Collected data entries

+---+

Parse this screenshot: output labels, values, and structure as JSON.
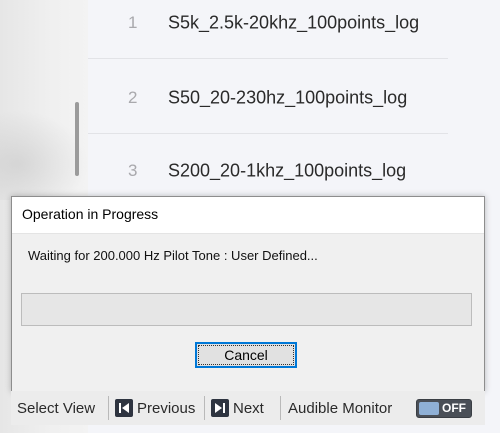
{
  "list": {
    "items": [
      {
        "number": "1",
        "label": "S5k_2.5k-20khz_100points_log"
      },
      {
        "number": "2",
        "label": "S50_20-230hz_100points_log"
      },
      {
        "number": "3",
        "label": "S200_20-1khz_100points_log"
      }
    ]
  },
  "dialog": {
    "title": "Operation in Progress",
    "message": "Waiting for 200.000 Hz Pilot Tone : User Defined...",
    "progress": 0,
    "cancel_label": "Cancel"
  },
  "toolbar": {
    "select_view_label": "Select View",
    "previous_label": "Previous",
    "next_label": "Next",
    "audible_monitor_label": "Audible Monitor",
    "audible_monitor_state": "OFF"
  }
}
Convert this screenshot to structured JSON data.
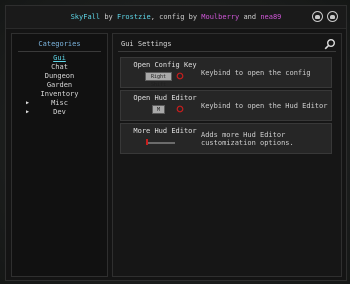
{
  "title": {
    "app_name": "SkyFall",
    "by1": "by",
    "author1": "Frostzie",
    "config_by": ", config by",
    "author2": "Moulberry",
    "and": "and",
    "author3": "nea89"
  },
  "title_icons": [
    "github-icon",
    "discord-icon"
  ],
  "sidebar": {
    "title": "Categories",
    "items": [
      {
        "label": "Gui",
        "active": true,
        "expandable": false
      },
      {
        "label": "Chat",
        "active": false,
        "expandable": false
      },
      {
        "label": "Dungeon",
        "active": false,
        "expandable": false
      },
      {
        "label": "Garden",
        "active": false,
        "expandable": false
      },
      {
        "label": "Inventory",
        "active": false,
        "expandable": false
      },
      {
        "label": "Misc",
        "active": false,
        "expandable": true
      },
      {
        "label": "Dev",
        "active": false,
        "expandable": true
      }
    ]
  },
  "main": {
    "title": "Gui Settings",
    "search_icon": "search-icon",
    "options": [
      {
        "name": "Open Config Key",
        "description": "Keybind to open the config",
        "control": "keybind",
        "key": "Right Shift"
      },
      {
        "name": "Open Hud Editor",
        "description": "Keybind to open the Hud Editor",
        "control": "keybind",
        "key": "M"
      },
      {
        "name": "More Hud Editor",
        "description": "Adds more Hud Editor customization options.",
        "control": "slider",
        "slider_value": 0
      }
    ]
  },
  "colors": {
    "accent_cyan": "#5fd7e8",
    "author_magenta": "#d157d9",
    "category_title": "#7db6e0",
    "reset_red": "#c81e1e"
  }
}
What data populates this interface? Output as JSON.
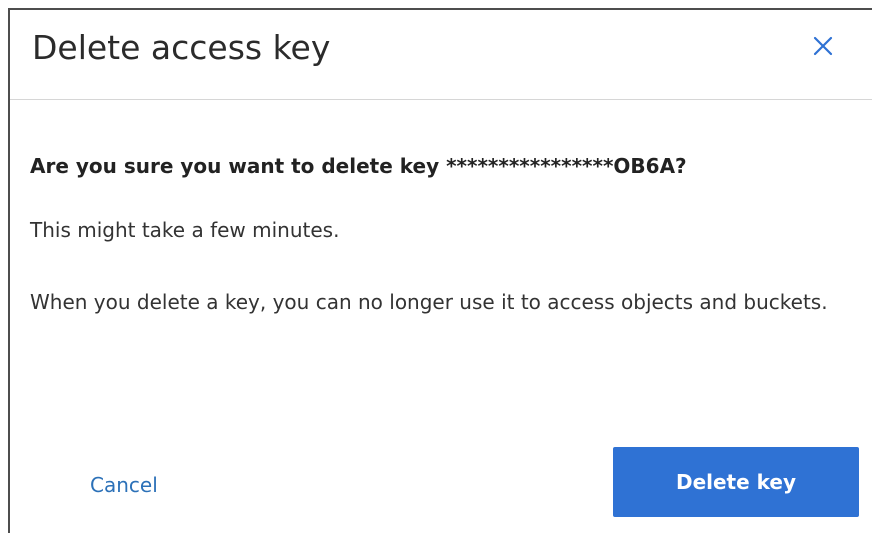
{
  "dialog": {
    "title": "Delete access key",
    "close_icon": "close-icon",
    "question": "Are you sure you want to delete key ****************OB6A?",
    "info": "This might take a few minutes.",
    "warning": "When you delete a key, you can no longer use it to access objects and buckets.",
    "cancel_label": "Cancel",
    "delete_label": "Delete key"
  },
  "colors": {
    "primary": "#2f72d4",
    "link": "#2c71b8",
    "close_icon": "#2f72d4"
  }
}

+---+

_The problem_
Repeat every record above exactly, but leave out any pictures.

_The output_
Parse this screenshot: output labels, values, and structure as JSON.
{
  "list": {
    "items": [
      {
        "number": "1",
        "label": "S5k_2.5k-20khz_100points_log"
      },
      {
        "number": "2",
        "label": "S50_20-230hz_100points_log"
      },
      {
        "number": "3",
        "label": "S200_20-1khz_100points_log"
      }
    ]
  },
  "dialog": {
    "title": "Operation in Progress",
    "message": "Waiting for 200.000 Hz Pilot Tone : User Defined...",
    "progress": 0,
    "cancel_label": "Cancel"
  },
  "toolbar": {
    "select_view_label": "Select View",
    "previous_label": "Previous",
    "next_label": "Next",
    "audible_monitor_label": "Audible Monitor",
    "audible_monitor_state": "OFF"
  }
}
Convert this screenshot to structured JSON data.
{
  "title": {
    "app_name": "SkyFall",
    "by1": "by",
    "author1": "Frostzie",
    "config_by": ", config by",
    "author2": "Moulberry",
    "and": "and",
    "author3": "nea89"
  },
  "title_icons": [
    "github-icon",
    "discord-icon"
  ],
  "sidebar": {
    "title": "Categories",
    "items": [
      {
        "label": "Gui",
        "active": true,
        "expandable": false
      },
      {
        "label": "Chat",
        "active": false,
        "expandable": false
      },
      {
        "label": "Dungeon",
        "active": false,
        "expandable": false
      },
      {
        "label": "Garden",
        "active": false,
        "expandable": false
      },
      {
        "label": "Inventory",
        "active": false,
        "expandable": false
      },
      {
        "label": "Misc",
        "active": false,
        "expandable": true
      },
      {
        "label": "Dev",
        "active": false,
        "expandable": true
      }
    ]
  },
  "main": {
    "title": "Gui Settings",
    "search_icon": "search-icon",
    "options": [
      {
        "name": "Open Config Key",
        "description": "Keybind to open the config",
        "control": "keybind",
        "key": "Right Shift"
      },
      {
        "name": "Open Hud Editor",
        "description": "Keybind to open the Hud Editor",
        "control": "keybind",
        "key": "M"
      },
      {
        "name": "More Hud Editor",
        "description": "Adds more Hud Editor customization options.",
        "control": "slider",
        "slider_value": 0
      }
    ]
  },
  "colors": {
    "accent_cyan": "#5fd7e8",
    "author_magenta": "#d157d9",
    "category_title": "#7db6e0",
    "reset_red": "#c81e1e"
  }
}
What data populates this interface? Output as JSON.
{
  "dialog": {
    "title": "Delete access key",
    "close_icon": "close-icon",
    "question": "Are you sure you want to delete key ****************OB6A?",
    "info": "This might take a few minutes.",
    "warning": "When you delete a key, you can no longer use it to access objects and buckets.",
    "cancel_label": "Cancel",
    "delete_label": "Delete key"
  },
  "colors": {
    "primary": "#2f72d4",
    "link": "#2c71b8",
    "close_icon": "#2f72d4"
  }
}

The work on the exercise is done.